# [Goal]
Print every record below exactly as written.

# [Supplied material]
□ □ □ □ □

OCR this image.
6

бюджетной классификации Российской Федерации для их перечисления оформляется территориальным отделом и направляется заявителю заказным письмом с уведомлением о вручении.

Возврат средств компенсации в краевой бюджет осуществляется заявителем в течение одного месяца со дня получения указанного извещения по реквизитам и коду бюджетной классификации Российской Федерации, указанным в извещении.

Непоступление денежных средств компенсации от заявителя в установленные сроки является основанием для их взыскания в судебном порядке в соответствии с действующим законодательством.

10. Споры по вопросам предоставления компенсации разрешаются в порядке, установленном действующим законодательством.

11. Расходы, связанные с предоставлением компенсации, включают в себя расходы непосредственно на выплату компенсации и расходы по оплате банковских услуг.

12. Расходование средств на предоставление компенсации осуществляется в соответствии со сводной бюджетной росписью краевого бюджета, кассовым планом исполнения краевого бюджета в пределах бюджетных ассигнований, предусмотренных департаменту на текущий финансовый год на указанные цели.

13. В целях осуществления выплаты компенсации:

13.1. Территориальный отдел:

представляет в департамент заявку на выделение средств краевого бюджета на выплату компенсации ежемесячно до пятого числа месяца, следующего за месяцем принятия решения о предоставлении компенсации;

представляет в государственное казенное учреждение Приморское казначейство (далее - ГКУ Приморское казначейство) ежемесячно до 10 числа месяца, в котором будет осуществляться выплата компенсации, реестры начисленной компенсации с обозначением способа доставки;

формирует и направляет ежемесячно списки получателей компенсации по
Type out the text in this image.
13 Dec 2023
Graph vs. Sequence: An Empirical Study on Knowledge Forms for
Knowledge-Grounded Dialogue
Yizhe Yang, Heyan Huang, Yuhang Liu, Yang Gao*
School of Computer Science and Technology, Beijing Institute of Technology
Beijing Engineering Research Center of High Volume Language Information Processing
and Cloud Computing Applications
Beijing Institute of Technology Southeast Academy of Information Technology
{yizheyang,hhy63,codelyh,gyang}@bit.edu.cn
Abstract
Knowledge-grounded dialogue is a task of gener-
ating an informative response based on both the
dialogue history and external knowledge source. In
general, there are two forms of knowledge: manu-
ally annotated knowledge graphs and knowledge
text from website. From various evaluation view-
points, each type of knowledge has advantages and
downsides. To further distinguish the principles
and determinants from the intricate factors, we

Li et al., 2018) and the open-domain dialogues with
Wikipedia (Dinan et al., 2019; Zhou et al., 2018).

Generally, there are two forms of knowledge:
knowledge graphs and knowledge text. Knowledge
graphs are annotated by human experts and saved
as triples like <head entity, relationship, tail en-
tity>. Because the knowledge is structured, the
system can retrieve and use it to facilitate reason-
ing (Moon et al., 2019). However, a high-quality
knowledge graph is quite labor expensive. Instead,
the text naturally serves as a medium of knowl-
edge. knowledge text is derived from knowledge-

□ □ □ □ □

# [Full answer]
OCR this image.
6

бюджетной классификации Российской Федерации для их перечисления оформляется территориальным отделом и направляется заявителю заказным письмом с уведомлением о вручении.

Возврат средств компенсации в краевой бюджет осуществляется заявителем в течение одного месяца со дня получения указанного извещения по реквизитам и коду бюджетной классификации Российской Федерации, указанным в извещении.

Непоступление денежных средств компенсации от заявителя в установленные сроки является основанием для их взыскания в судебном порядке в соответствии с действующим законодательством.

10. Споры по вопросам предоставления компенсации разрешаются в порядке, установленном действующим законодательством.

11. Расходы, связанные с предоставлением компенсации, включают в себя расходы непосредственно на выплату компенсации и расходы по оплате банковских услуг.

12. Расходование средств на предоставление компенсации осуществляется в соответствии со сводной бюджетной росписью краевого бюджета, кассовым планом исполнения краевого бюджета в пределах бюджетных ассигнований, предусмотренных департаменту на текущий финансовый год на указанные цели.

13. В целях осуществления выплаты компенсации:

13.1. Территориальный отдел:

представляет в департамент заявку на выделение средств краевого бюджета на выплату компенсации ежемесячно до пятого числа месяца, следующего за месяцем принятия решения о предоставлении компенсации;

представляет в государственное казенное учреждение Приморское казначейство (далее - ГКУ Приморское казначейство) ежемесячно до 10 числа месяца, в котором будет осуществляться выплата компенсации, реестры начисленной компенсации с обозначением способа доставки;

формирует и направляет ежемесячно списки получателей компенсации по
Type out the text in this image.
13 Dec 2023
Graph vs. Sequence: An Empirical Study on Knowledge Forms for
Knowledge-Grounded Dialogue
Yizhe Yang, Heyan Huang, Yuhang Liu, Yang Gao*
School of Computer Science and Technology, Beijing Institute of Technology
Beijing Engineering Research Center of High Volume Language Information Processing
and Cloud Computing Applications
Beijing Institute of Technology Southeast Academy of Information Technology
{yizheyang,hhy63,codelyh,gyang}@bit.edu.cn
Abstract
Knowledge-grounded dialogue is a task of gener-
ating an informative response based on both the
dialogue history and external knowledge source. In
general, there are two forms of knowledge: manu-
ally annotated knowledge graphs and knowledge
text from website. From various evaluation view-
points, each type of knowledge has advantages and
downsides. To further distinguish the principles
and determinants from the intricate factors, we

Li et al., 2018) and the open-domain dialogues with
Wikipedia (Dinan et al., 2019; Zhou et al., 2018).

Generally, there are two forms of knowledge:
knowledge graphs and knowledge text. Knowledge
graphs are annotated by human experts and saved
as triples like <head entity, relationship, tail en-
tity>. Because the knowledge is structured, the
system can retrieve and use it to facilitate reason-
ing (Moon et al., 2019). However, a high-quality
knowledge graph is quite labor expensive. Instead,
the text naturally serves as a medium of knowl-
edge. knowledge text is derived from knowledge-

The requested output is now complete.